[Start of Supplied records]

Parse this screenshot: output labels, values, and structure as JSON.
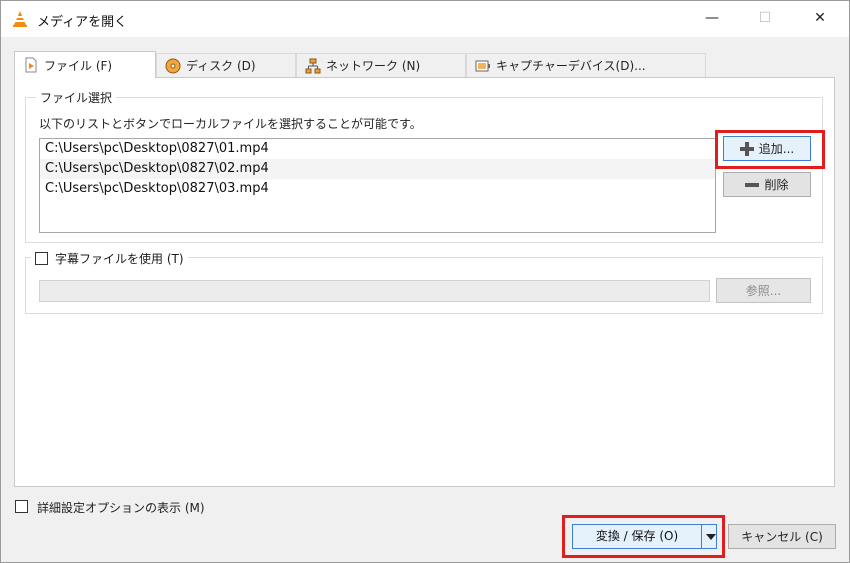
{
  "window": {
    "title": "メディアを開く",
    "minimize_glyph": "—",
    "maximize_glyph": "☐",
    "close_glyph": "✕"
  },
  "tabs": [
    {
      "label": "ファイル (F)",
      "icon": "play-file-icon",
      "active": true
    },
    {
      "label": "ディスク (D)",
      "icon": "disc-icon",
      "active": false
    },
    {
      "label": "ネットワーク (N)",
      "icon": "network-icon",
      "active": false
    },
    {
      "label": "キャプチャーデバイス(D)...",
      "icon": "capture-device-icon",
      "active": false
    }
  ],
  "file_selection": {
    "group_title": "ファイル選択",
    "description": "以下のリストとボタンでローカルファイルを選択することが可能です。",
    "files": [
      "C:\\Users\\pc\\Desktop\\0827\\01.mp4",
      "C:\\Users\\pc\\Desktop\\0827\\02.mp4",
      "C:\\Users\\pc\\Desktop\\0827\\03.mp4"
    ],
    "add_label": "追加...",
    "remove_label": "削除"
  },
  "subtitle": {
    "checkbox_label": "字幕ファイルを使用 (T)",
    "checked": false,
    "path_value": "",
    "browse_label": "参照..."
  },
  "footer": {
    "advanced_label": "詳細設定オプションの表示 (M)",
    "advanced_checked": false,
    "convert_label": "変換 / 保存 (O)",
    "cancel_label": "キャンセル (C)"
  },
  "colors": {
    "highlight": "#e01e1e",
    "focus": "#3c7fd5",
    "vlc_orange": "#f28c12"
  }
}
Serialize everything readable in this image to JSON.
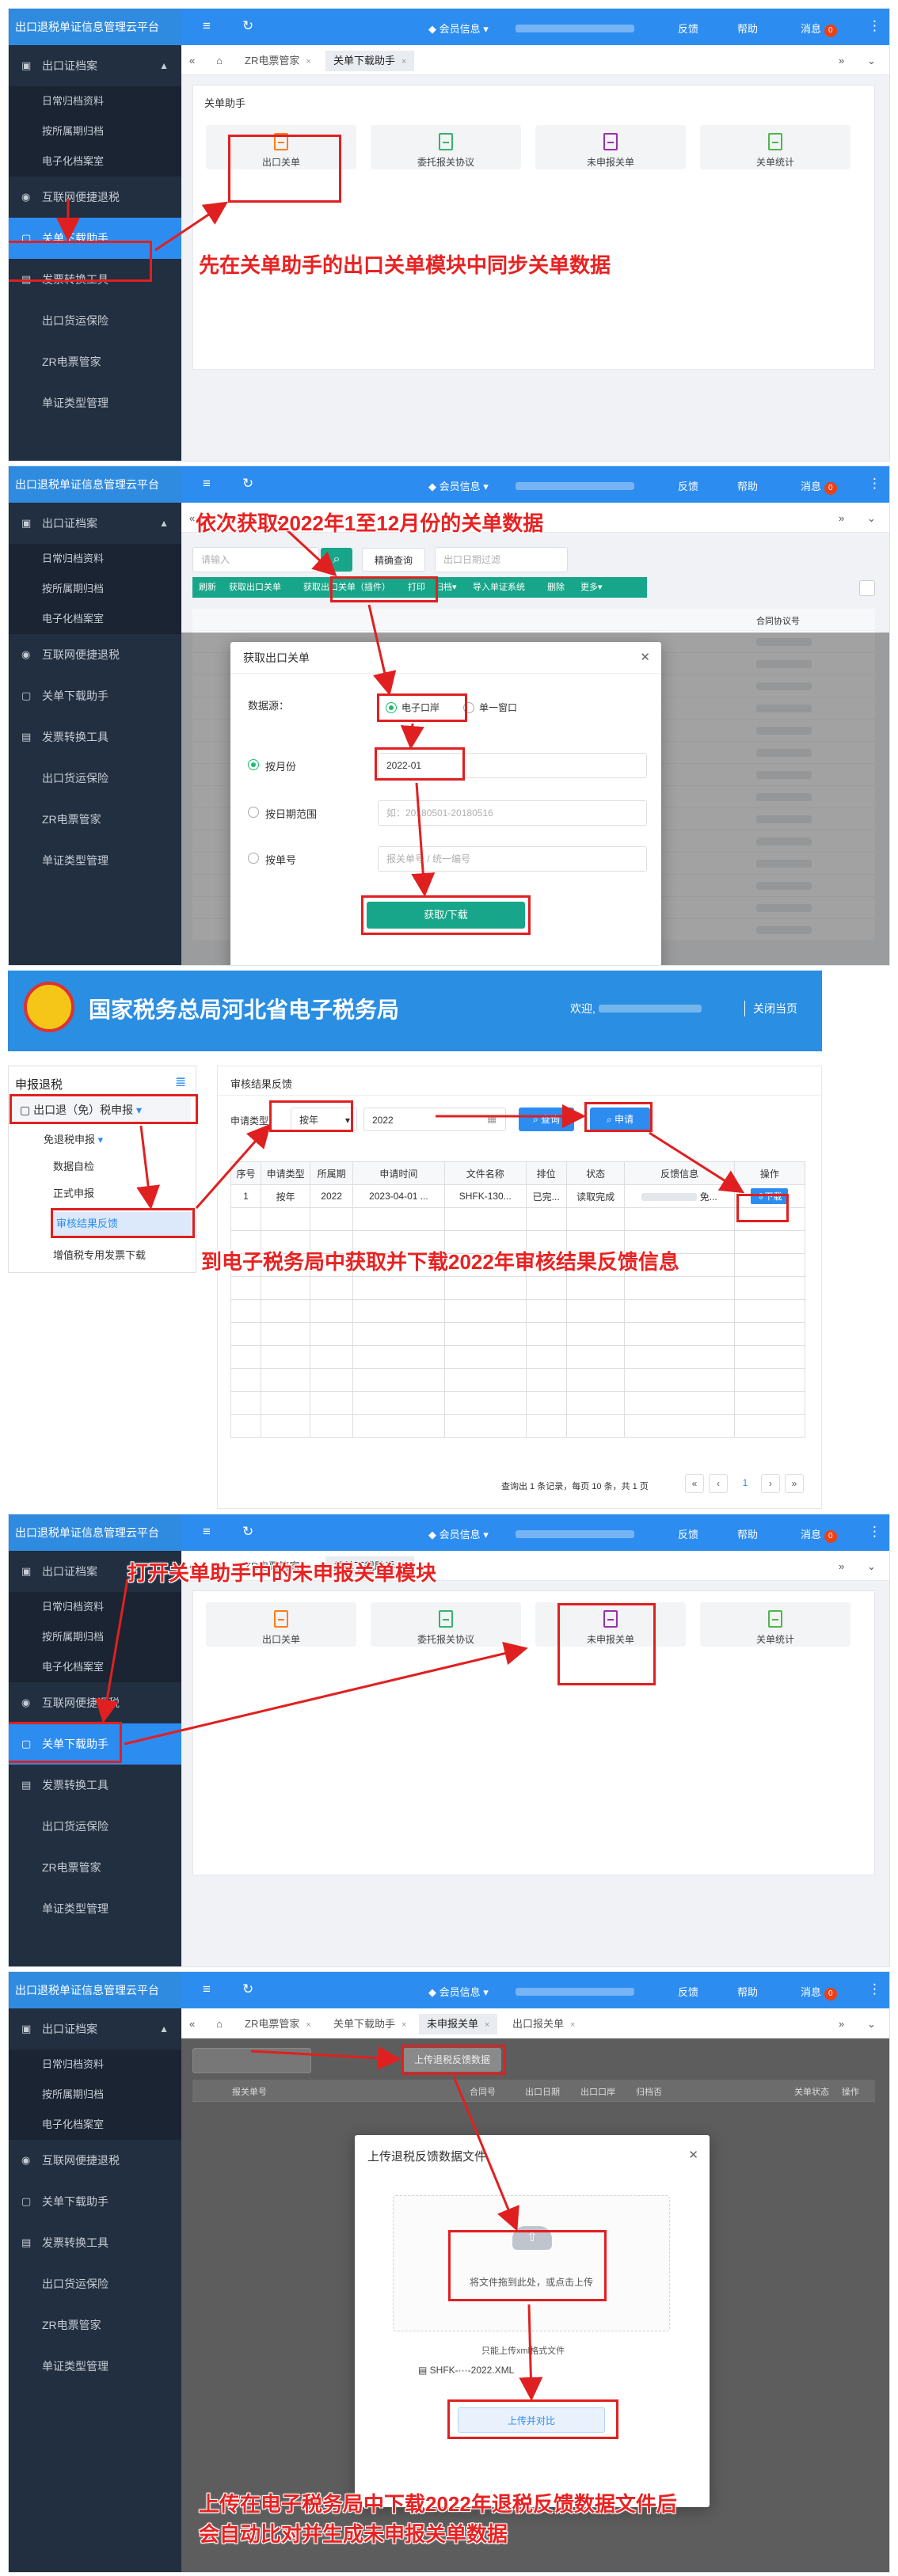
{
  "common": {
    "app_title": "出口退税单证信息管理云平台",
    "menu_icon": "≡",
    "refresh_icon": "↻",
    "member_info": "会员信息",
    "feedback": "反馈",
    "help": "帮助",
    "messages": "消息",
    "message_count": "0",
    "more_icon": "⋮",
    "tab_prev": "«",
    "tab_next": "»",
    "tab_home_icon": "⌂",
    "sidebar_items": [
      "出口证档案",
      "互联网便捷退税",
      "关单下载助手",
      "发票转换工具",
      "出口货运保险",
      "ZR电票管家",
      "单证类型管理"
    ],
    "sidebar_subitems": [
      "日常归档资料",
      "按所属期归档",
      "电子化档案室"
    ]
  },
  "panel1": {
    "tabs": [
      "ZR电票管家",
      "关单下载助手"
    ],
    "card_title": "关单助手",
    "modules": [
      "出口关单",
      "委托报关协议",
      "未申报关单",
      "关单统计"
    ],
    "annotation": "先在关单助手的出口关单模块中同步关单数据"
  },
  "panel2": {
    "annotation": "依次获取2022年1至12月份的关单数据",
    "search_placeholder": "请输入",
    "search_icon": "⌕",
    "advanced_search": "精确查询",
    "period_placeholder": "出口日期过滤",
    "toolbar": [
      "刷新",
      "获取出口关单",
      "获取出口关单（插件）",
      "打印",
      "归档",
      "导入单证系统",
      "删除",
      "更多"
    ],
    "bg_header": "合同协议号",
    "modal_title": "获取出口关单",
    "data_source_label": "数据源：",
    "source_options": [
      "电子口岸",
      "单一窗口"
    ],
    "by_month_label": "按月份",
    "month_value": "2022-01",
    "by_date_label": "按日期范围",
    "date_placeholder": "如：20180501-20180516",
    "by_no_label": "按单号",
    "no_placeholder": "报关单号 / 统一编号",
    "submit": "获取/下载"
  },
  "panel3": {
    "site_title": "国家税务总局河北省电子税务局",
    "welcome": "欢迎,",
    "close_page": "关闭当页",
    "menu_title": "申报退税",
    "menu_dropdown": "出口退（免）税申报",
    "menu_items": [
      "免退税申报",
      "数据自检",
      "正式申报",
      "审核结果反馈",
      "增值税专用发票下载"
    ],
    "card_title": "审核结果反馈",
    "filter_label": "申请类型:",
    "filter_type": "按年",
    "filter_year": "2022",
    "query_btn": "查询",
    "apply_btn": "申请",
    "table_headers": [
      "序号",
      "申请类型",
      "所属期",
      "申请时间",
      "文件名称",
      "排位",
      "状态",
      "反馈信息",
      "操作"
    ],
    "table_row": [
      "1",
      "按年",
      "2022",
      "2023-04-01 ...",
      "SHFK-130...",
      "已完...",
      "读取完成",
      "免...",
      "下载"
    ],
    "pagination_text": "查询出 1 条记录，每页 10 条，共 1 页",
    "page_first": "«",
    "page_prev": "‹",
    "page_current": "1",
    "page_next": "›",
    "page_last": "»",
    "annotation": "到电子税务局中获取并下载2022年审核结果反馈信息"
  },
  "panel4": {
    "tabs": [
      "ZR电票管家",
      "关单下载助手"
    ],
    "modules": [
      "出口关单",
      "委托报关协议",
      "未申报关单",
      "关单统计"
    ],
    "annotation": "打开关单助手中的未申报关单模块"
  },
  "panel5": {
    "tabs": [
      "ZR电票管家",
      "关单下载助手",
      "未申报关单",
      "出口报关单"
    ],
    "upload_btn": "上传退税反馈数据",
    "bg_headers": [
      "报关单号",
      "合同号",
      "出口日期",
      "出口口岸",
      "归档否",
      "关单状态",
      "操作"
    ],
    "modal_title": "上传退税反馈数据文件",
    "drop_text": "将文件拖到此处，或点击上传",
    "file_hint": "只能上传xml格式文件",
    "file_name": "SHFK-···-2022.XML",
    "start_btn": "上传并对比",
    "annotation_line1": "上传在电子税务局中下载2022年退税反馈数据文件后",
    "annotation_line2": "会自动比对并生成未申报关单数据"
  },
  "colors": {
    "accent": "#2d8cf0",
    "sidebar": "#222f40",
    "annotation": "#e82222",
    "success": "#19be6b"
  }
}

[End of Supplied records]

◆ **Stated problem**: Which lines hold the string "Desktop"? Copy all of them from the data above.

◆ **Solution to this problem**:
      "C:\\Users\\pc\\Desktop\\0827\\01.mp4",
      "C:\\Users\\pc\\Desktop\\0827\\02.mp4",
      "C:\\Users\\pc\\Desktop\\0827\\03.mp4"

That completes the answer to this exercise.